Data entries
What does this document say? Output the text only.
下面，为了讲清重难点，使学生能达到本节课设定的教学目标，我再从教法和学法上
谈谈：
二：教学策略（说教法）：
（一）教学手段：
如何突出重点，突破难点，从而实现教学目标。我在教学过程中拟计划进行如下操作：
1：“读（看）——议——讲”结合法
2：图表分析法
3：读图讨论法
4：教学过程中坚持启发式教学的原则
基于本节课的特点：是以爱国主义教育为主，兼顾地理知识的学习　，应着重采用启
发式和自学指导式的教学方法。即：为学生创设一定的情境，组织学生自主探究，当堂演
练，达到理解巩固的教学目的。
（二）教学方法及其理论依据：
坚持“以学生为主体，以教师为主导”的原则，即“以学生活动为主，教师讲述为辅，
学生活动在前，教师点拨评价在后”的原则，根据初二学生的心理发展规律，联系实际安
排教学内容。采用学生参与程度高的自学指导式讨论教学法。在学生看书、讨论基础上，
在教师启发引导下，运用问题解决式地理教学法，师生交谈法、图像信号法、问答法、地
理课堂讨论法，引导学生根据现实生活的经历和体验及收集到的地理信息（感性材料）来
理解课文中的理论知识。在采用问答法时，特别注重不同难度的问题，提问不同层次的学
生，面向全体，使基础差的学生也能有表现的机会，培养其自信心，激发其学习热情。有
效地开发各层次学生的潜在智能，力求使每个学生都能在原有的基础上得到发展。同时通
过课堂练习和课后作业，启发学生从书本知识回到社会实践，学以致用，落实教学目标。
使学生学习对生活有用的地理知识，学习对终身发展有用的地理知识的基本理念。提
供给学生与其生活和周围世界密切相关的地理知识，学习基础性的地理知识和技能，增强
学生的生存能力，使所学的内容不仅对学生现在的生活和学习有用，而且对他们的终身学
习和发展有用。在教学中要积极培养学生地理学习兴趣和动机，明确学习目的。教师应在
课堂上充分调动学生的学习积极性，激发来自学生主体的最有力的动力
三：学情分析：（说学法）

* **OBJECTIVE**: Output the entries verbatim.

* **RESPONSE TO THE EXERCISE**:
What does this document say? Output the text only.
下面，为了讲清重难点，使学生能达到本节课设定的教学目标，我再从教法和学法上
谈谈：
二：教学策略（说教法）：
（一）教学手段：
如何突出重点，突破难点，从而实现教学目标。我在教学过程中拟计划进行如下操作：
1：“读（看）——议——讲”结合法
2：图表分析法
3：读图讨论法
4：教学过程中坚持启发式教学的原则
基于本节课的特点：是以爱国主义教育为主，兼顾地理知识的学习　，应着重采用启
发式和自学指导式的教学方法。即：为学生创设一定的情境，组织学生自主探究，当堂演
练，达到理解巩固的教学目的。
（二）教学方法及其理论依据：
坚持“以学生为主体，以教师为主导”的原则，即“以学生活动为主，教师讲述为辅，
学生活动在前，教师点拨评价在后”的原则，根据初二学生的心理发展规律，联系实际安
排教学内容。采用学生参与程度高的自学指导式讨论教学法。在学生看书、讨论基础上，
在教师启发引导下，运用问题解决式地理教学法，师生交谈法、图像信号法、问答法、地
理课堂讨论法，引导学生根据现实生活的经历和体验及收集到的地理信息（感性材料）来
理解课文中的理论知识。在采用问答法时，特别注重不同难度的问题，提问不同层次的学
生，面向全体，使基础差的学生也能有表现的机会，培养其自信心，激发其学习热情。有
效地开发各层次学生的潜在智能，力求使每个学生都能在原有的基础上得到发展。同时通
过课堂练习和课后作业，启发学生从书本知识回到社会实践，学以致用，落实教学目标。
使学生学习对生活有用的地理知识，学习对终身发展有用的地理知识的基本理念。提
供给学生与其生活和周围世界密切相关的地理知识，学习基础性的地理知识和技能，增强
学生的生存能力，使所学的内容不仅对学生现在的生活和学习有用，而且对他们的终身学
习和发展有用。在教学中要积极培养学生地理学习兴趣和动机，明确学习目的。教师应在
课堂上充分调动学生的学习积极性，激发来自学生主体的最有力的动力
三：学情分析：（说学法）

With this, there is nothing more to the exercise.